● **What is being asked**
Copy out the part of the listing that starts with the line containing "11, 146, 33)" and ends with the line containing "89, 147, 102)", including both of those lines. Give those lines verbatim and nothing else.

Raw listing
========

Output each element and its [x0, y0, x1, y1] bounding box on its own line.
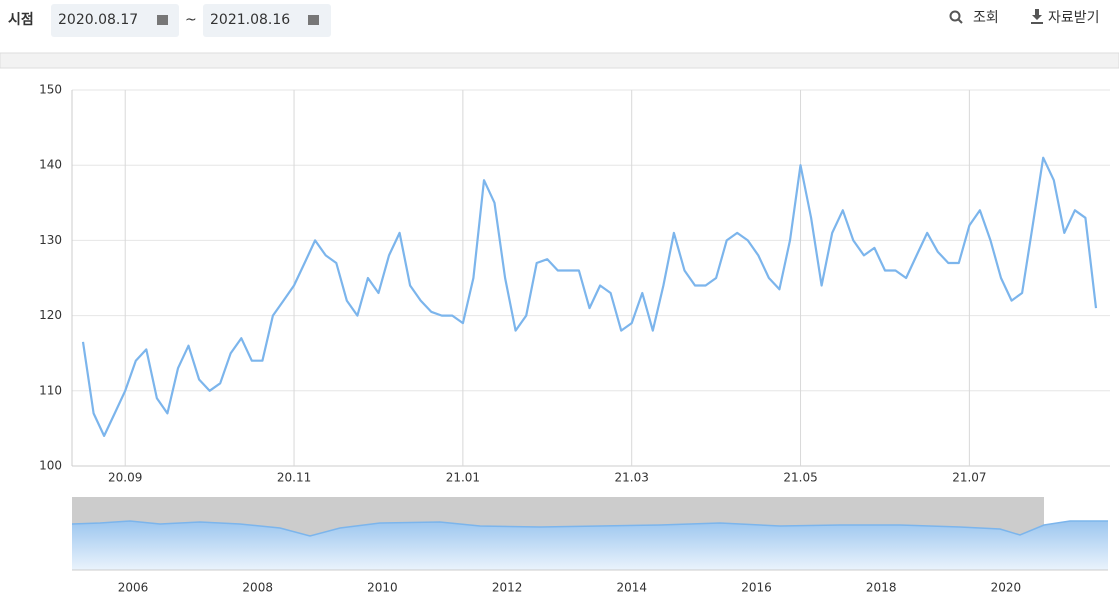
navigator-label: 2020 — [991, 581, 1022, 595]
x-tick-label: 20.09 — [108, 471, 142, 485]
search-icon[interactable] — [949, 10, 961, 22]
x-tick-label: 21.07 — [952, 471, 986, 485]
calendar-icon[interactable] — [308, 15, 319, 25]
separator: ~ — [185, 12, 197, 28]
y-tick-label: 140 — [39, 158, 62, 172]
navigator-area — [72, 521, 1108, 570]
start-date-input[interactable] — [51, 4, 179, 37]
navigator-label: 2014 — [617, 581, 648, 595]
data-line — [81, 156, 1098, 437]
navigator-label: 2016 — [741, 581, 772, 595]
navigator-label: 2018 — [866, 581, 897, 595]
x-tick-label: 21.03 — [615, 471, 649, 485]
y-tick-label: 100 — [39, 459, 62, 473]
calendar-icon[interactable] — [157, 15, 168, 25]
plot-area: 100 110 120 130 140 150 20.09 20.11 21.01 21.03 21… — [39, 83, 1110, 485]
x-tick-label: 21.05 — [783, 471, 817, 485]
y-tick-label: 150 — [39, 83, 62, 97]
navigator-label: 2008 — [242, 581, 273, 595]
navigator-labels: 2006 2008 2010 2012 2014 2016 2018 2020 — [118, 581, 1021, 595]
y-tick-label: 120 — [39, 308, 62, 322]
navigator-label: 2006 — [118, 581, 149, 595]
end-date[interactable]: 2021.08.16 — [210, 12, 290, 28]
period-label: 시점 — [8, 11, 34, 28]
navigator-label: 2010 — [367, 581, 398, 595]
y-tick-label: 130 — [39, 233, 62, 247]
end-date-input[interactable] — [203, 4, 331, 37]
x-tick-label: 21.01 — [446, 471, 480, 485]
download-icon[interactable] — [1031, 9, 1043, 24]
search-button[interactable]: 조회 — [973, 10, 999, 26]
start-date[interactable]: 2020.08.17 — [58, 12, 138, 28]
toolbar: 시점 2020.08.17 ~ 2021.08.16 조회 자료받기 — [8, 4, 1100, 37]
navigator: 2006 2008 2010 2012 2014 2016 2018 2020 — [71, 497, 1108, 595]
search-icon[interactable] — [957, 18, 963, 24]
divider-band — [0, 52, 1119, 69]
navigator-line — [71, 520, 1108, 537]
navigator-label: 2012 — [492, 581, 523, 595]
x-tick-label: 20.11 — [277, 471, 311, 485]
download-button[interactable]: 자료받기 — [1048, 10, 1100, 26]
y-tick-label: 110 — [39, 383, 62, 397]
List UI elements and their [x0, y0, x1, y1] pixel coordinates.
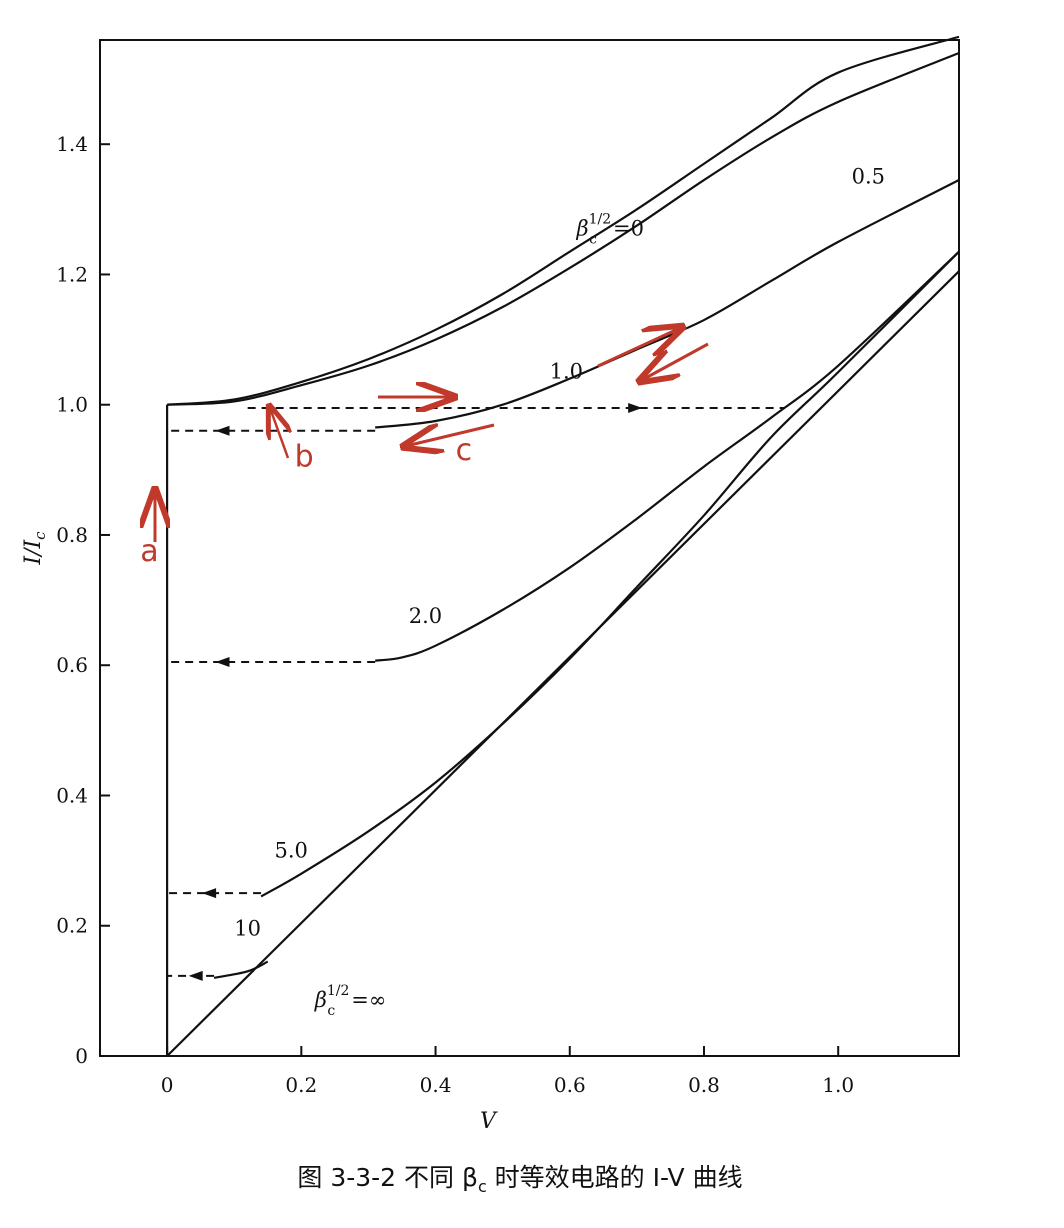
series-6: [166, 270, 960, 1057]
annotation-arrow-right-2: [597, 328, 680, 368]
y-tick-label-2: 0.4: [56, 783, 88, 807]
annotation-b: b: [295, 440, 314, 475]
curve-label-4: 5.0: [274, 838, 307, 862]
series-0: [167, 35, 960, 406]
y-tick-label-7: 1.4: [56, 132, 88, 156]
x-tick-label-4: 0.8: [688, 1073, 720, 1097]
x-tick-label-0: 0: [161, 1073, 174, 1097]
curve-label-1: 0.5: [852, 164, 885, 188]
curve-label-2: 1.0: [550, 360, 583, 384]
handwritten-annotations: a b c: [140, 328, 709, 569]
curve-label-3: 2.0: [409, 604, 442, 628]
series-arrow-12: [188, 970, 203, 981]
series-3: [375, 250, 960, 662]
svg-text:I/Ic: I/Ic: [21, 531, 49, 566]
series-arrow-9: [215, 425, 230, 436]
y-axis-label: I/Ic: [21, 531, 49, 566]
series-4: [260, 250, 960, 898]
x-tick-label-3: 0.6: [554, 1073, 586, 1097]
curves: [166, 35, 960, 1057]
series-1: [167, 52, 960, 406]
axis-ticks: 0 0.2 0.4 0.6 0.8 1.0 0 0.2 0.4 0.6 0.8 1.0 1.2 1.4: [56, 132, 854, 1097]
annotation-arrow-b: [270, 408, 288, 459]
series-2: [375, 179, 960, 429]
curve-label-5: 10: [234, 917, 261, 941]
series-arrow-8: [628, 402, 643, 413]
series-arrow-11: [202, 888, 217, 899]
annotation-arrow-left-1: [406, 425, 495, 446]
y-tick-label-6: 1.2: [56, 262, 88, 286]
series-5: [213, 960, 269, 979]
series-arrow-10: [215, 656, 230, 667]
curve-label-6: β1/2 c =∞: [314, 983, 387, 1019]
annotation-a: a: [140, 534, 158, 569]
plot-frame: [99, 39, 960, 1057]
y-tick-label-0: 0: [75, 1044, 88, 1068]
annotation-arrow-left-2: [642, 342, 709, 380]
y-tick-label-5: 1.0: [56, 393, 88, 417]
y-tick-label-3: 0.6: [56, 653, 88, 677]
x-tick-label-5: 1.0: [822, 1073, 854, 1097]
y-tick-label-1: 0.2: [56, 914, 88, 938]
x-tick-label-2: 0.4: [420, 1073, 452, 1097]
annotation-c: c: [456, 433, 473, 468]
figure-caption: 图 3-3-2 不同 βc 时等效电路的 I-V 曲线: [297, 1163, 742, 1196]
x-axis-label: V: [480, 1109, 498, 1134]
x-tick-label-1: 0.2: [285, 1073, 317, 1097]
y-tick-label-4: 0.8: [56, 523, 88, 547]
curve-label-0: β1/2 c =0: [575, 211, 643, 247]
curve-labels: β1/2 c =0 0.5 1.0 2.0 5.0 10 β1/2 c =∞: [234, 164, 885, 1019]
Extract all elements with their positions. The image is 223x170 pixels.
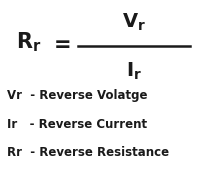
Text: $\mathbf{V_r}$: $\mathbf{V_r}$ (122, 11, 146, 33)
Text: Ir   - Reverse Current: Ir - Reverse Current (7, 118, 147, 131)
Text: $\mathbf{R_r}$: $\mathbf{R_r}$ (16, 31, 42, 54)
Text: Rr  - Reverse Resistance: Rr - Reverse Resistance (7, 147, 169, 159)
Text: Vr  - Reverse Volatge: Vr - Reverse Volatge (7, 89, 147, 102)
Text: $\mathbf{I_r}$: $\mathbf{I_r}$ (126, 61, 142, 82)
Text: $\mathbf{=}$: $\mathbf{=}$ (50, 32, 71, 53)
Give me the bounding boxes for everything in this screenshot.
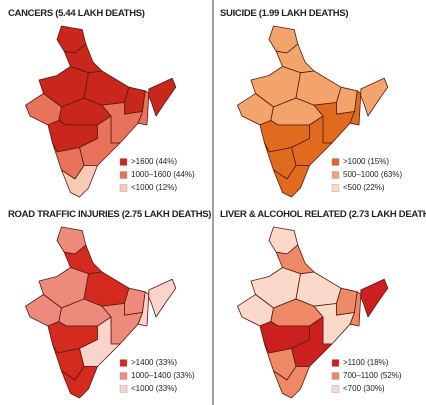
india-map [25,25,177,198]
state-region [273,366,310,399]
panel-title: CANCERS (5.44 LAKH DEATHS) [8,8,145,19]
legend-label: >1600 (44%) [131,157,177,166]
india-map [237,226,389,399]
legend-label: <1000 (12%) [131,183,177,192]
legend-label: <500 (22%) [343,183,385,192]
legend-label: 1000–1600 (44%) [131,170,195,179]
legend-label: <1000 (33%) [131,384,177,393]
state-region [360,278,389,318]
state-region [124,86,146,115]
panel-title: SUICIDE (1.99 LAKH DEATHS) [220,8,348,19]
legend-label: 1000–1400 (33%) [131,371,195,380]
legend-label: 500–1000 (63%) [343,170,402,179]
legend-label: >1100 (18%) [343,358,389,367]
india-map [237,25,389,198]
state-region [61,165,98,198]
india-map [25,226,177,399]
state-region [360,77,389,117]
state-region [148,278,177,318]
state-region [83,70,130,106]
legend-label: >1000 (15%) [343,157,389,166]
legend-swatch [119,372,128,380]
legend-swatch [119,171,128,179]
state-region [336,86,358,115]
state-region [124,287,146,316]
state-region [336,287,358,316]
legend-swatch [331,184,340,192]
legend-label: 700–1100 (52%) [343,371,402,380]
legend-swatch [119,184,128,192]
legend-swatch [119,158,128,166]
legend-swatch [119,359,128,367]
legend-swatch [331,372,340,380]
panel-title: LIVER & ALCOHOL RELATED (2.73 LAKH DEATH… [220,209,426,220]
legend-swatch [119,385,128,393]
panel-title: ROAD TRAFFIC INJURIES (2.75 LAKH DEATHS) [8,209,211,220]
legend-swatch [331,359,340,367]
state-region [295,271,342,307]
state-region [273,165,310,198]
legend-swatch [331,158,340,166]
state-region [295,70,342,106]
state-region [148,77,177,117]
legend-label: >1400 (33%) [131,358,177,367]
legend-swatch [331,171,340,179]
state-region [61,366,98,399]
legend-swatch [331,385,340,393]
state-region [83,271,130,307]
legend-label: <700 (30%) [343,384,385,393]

========

● **Answer to this task**
Text: $\mathbf{V_r}$: $\mathbf{V_r}$ (122, 11, 146, 33)
Text: Ir   - Reverse Current: Ir - Reverse Current (7, 118, 147, 131)
Text: $\mathbf{R_r}$: $\mathbf{R_r}$ (16, 31, 42, 54)
Text: Rr  - Reverse Resistance: Rr - Reverse Resistance (7, 147, 169, 159)
Text: Vr  - Reverse Volatge: Vr - Reverse Volatge (7, 89, 147, 102)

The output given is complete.